**What this task involves**
Find the string "stand" in the entries and copy each line that has it.

---- Data listing

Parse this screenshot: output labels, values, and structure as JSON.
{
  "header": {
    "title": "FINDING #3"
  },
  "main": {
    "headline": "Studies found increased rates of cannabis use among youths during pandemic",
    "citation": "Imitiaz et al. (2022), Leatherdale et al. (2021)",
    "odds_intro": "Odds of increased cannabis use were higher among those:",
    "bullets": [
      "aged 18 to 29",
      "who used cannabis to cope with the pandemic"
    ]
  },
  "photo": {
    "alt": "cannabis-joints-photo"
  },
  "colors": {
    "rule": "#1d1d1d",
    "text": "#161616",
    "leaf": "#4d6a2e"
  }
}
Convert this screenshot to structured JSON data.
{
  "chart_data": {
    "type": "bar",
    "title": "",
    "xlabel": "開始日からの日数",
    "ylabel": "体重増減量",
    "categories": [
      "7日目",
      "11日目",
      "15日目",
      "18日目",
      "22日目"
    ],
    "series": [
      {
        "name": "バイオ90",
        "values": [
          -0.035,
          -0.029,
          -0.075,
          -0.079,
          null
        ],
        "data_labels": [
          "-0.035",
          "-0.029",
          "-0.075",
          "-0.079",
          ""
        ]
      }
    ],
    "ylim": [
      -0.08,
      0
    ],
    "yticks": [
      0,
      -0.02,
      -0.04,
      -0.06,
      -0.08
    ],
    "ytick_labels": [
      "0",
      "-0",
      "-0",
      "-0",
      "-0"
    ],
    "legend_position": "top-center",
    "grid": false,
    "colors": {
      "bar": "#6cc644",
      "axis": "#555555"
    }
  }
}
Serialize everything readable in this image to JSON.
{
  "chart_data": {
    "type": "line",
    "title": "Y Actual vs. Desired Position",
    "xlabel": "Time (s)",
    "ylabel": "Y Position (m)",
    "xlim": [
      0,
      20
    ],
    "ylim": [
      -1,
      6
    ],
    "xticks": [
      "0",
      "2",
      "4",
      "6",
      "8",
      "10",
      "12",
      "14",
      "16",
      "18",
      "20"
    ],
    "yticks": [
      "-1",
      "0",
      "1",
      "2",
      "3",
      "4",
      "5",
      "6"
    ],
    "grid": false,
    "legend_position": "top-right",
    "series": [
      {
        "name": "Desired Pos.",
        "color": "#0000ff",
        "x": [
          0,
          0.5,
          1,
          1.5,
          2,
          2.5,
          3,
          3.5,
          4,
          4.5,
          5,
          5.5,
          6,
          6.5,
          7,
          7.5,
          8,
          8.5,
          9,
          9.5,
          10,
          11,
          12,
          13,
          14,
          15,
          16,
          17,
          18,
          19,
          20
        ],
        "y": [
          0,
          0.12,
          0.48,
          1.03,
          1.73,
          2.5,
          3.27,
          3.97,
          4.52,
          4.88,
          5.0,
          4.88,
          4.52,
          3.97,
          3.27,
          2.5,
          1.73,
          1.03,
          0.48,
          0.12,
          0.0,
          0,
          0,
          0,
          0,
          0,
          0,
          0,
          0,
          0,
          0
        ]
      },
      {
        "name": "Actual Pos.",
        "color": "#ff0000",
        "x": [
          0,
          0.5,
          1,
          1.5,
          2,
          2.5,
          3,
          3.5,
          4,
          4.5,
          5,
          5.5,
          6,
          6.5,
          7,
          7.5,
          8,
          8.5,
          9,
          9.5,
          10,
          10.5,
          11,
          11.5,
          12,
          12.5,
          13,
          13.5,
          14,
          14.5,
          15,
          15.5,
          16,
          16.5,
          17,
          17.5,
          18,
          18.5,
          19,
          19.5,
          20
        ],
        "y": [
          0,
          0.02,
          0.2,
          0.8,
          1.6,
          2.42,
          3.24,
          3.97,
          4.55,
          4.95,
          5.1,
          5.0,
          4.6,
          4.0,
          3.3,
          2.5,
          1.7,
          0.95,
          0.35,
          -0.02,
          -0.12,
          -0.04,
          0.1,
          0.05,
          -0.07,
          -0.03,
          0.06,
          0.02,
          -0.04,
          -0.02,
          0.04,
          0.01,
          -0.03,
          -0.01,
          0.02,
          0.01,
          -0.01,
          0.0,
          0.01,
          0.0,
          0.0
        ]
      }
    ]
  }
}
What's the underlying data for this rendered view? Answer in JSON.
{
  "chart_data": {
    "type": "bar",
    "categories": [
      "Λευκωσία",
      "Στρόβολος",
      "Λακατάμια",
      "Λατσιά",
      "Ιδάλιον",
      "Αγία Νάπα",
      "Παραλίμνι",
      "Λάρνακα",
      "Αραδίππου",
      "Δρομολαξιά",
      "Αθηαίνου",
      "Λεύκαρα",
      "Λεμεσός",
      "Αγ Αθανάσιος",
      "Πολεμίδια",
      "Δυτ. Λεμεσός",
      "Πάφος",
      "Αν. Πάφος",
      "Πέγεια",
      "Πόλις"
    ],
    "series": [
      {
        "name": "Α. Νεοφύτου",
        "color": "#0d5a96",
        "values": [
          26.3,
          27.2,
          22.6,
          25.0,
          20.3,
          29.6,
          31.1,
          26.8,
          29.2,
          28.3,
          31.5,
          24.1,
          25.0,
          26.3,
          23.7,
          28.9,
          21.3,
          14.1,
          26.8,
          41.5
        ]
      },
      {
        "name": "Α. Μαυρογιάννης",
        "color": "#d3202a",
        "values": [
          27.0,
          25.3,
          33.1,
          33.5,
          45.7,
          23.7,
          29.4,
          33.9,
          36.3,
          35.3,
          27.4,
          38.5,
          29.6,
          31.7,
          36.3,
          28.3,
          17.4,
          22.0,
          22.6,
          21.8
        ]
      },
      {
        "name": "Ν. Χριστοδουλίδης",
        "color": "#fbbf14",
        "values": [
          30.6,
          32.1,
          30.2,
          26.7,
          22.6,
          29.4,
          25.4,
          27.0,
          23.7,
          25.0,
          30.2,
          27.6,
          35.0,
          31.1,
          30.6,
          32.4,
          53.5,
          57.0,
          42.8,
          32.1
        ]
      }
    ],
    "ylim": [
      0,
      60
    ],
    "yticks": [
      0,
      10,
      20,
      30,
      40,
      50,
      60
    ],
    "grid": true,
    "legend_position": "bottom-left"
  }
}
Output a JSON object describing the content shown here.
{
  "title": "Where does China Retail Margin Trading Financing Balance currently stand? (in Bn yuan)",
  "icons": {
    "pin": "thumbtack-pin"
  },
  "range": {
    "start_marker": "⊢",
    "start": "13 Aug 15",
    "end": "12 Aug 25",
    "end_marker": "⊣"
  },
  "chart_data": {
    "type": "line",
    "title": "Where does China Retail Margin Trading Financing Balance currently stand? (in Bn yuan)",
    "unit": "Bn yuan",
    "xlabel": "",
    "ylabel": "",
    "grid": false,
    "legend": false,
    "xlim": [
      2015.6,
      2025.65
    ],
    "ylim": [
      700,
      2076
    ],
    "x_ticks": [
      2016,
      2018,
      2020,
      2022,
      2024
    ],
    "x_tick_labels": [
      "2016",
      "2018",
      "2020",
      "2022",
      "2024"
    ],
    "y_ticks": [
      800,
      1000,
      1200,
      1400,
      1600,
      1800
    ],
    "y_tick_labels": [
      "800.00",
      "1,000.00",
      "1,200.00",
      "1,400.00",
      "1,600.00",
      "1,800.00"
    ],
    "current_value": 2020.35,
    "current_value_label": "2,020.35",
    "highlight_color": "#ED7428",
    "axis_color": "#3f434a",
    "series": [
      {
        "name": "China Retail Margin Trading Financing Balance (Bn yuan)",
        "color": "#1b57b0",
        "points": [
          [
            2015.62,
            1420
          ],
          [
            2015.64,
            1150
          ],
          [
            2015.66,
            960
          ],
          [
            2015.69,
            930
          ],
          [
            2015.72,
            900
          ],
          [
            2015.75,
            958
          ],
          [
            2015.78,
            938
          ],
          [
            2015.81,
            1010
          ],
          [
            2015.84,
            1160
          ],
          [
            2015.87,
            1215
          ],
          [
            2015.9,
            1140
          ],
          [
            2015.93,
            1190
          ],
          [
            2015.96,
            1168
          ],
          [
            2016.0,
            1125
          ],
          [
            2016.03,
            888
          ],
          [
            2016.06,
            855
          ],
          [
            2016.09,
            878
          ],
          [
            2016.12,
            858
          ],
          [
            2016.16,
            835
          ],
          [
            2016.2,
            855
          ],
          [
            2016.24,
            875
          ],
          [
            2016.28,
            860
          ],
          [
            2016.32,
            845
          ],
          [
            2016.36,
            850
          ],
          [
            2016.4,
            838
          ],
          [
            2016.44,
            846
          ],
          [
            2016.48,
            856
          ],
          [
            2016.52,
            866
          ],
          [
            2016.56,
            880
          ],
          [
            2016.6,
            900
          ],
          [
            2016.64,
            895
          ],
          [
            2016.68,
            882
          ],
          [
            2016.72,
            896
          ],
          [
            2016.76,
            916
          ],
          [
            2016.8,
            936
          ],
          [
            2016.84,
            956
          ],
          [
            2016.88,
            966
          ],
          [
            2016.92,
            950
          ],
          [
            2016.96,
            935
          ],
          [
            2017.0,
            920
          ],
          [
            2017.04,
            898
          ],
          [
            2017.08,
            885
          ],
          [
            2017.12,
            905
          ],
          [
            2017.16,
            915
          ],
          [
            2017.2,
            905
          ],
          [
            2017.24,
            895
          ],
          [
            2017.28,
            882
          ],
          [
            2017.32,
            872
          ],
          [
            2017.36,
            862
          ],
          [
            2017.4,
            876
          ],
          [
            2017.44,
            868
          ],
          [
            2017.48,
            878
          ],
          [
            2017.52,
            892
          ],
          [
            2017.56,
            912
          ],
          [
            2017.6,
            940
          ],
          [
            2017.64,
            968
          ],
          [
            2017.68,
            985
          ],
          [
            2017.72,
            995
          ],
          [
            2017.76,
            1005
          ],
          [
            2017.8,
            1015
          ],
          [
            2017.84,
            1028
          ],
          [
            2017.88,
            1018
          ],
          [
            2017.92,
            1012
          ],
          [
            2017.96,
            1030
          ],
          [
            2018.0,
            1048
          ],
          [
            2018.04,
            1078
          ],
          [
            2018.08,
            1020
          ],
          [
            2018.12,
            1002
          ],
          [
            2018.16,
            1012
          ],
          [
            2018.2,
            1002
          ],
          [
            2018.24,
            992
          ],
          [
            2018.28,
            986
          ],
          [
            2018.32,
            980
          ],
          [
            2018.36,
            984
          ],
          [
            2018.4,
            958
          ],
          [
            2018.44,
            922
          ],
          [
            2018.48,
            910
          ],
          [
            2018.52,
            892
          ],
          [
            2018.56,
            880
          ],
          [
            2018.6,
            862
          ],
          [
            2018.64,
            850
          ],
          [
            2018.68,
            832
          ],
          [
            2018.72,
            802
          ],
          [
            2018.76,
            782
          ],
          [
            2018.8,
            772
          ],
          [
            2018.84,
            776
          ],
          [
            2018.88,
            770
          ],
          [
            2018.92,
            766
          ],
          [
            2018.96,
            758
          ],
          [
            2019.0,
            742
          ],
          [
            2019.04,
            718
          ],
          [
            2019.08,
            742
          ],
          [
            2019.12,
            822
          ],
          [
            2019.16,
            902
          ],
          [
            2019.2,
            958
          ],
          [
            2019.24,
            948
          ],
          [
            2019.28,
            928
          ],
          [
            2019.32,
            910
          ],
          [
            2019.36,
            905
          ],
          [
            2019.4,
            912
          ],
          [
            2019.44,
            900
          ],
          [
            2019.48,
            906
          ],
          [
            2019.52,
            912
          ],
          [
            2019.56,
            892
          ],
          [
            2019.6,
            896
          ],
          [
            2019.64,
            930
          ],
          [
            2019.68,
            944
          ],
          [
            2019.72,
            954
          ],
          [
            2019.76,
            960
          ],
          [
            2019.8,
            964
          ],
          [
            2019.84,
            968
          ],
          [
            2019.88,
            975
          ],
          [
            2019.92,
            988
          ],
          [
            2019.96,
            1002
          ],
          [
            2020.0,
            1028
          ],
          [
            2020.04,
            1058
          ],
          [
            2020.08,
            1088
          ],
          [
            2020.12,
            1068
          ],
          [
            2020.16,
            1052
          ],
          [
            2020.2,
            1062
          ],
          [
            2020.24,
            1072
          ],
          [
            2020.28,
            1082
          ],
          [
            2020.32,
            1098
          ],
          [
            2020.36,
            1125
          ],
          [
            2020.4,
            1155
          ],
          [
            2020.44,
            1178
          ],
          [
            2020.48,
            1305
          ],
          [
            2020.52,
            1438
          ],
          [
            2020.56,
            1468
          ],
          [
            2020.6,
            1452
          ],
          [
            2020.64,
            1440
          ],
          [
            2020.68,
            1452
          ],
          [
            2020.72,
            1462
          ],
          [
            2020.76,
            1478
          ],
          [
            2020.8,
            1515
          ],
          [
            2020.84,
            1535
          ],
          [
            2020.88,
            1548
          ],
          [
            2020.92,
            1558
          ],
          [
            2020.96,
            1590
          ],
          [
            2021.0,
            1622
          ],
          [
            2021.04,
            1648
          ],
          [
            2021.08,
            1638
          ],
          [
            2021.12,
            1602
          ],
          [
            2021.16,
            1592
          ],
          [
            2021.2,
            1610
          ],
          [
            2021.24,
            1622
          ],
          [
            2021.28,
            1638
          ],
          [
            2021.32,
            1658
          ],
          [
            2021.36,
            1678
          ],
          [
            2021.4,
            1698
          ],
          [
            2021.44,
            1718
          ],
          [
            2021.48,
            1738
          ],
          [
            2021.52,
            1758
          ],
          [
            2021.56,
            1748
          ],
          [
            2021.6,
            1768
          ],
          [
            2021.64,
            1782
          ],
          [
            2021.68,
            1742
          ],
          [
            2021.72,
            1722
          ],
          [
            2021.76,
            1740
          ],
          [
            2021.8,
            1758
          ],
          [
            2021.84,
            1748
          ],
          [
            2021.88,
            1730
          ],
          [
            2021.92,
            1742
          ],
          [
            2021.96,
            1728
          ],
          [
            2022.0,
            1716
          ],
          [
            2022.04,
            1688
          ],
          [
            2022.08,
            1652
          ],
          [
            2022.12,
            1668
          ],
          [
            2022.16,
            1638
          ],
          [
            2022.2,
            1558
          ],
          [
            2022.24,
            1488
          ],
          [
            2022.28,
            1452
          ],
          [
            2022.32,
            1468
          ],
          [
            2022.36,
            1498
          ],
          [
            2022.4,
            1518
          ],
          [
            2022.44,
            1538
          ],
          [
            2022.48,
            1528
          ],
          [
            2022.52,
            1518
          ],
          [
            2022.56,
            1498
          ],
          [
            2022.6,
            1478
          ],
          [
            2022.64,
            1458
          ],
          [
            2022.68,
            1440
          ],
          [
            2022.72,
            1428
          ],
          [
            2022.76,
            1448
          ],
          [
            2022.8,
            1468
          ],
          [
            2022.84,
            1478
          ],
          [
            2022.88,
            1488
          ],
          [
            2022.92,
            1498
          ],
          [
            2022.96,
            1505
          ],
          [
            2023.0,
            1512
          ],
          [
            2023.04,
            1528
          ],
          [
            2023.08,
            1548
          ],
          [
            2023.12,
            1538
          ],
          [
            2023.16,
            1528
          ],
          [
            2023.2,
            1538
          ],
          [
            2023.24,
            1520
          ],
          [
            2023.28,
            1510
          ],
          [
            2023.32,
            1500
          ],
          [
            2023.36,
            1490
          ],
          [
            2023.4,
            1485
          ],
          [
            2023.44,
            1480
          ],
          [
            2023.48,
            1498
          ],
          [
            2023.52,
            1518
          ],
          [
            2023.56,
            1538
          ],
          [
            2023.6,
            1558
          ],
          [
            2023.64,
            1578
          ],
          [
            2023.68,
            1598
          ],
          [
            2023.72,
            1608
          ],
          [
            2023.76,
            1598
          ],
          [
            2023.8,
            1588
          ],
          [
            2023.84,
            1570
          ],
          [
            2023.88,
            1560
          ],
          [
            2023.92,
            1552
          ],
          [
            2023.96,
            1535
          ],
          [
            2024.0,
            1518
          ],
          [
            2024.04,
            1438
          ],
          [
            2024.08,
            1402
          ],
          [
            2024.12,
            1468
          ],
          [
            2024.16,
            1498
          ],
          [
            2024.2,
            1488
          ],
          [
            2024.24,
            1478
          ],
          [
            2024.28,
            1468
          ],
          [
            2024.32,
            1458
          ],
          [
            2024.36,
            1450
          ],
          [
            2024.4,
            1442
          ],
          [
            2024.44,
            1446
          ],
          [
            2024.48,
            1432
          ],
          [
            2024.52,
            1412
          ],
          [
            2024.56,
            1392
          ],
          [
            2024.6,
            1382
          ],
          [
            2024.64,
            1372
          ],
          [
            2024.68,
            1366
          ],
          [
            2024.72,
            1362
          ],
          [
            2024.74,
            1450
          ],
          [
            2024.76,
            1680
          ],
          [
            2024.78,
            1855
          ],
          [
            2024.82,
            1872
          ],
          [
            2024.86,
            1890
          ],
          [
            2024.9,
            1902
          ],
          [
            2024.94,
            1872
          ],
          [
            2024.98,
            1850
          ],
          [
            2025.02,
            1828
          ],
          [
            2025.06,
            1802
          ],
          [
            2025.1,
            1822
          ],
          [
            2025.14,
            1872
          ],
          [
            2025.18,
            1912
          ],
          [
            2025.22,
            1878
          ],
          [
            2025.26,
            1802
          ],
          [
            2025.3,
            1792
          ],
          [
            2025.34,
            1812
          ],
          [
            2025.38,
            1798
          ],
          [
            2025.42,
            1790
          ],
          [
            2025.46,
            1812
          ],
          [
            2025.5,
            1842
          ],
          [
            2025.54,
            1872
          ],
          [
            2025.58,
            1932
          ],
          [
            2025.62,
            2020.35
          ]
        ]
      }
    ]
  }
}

--------

**Worked solution**
  "title": "Where does China Retail Margin Trading Financing Balance currently stand? (in Bn yuan)",
    "title": "Where does China Retail Margin Trading Financing Balance currently stand? (in Bn yuan)",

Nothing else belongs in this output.